┏━━

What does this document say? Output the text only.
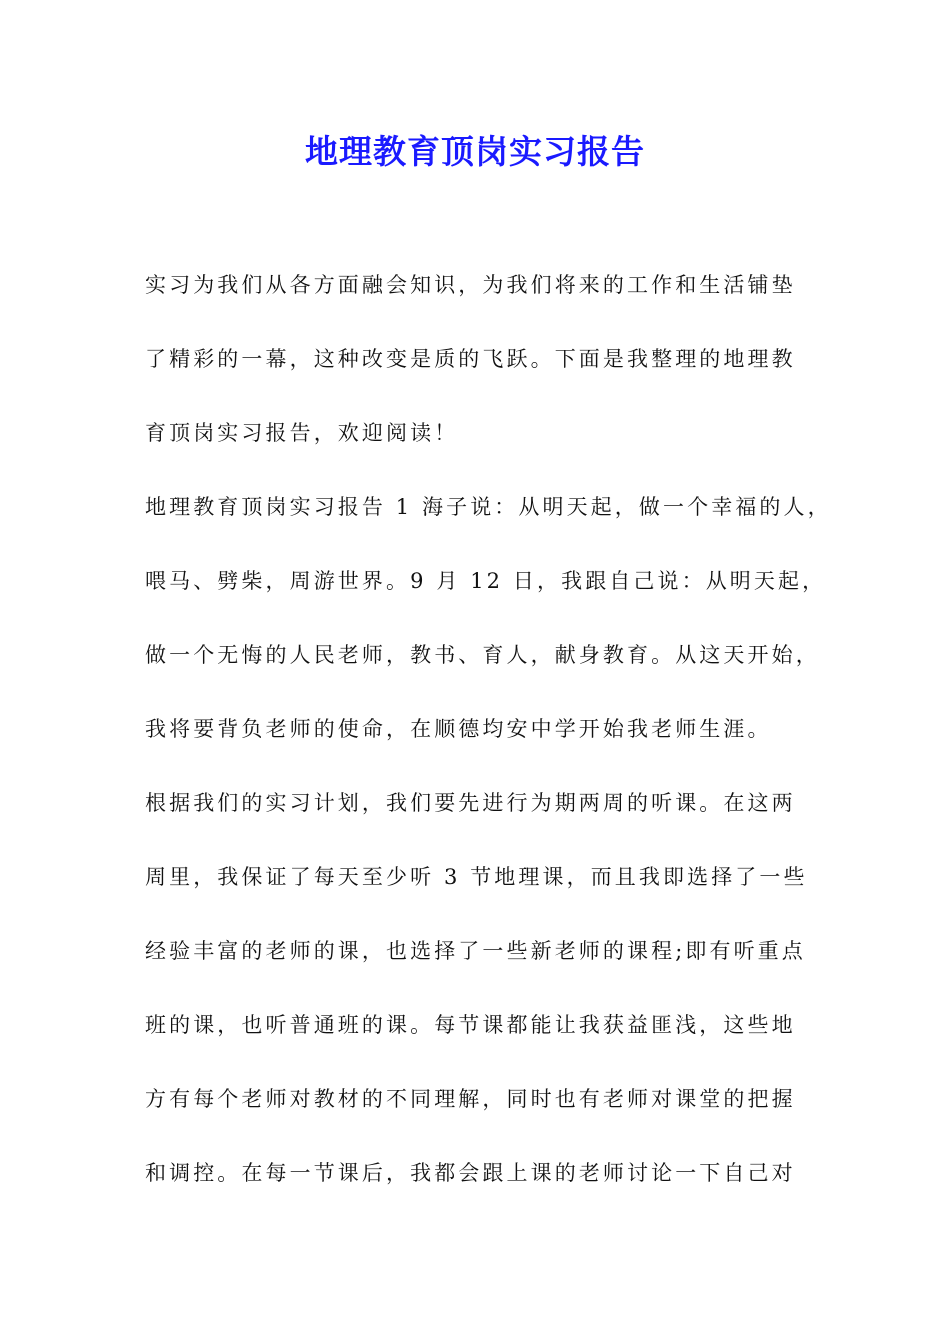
地理教育顶岗实习报告
实习为我们从各方面融会知识，为我们将来的工作和生活铺垫
了精彩的一幕，这种改变是质的飞跃。下面是我整理的地理教
育顶岗实习报告，欢迎阅读！
地理教育顶岗实习报告 1 海子说：从明天起，做一个幸福的人，
喂马、劈柴，周游世界。9 月 12 日，我跟自己说：从明天起，
做一个无悔的人民老师，教书、育人，献身教育。从这天开始，
我将要背负老师的使命，在顺德均安中学开始我老师生涯。
根据我们的实习计划，我们要先进行为期两周的听课。在这两
周里，我保证了每天至少听 3 节地理课，而且我即选择了一些
经验丰富的老师的课，也选择了一些新老师的课程;即有听重点
班的课，也听普通班的课。每节课都能让我获益匪浅，这些地
方有每个老师对教材的不同理解，同时也有老师对课堂的把握
和调控。在每一节课后，我都会跟上课的老师讨论一下自己对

┗━━

Objective: Without the pictures, output the full listing exactly as it stands.

Problem solution:
What does this document say? Output the text only.
地理教育顶岗实习报告
实习为我们从各方面融会知识，为我们将来的工作和生活铺垫
了精彩的一幕，这种改变是质的飞跃。下面是我整理的地理教
育顶岗实习报告，欢迎阅读！
地理教育顶岗实习报告 1 海子说：从明天起，做一个幸福的人，
喂马、劈柴，周游世界。9 月 12 日，我跟自己说：从明天起，
做一个无悔的人民老师，教书、育人，献身教育。从这天开始，
我将要背负老师的使命，在顺德均安中学开始我老师生涯。
根据我们的实习计划，我们要先进行为期两周的听课。在这两
周里，我保证了每天至少听 3 节地理课，而且我即选择了一些
经验丰富的老师的课，也选择了一些新老师的课程;即有听重点
班的课，也听普通班的课。每节课都能让我获益匪浅，这些地
方有每个老师对教材的不同理解，同时也有老师对课堂的把握
和调控。在每一节课后，我都会跟上课的老师讨论一下自己对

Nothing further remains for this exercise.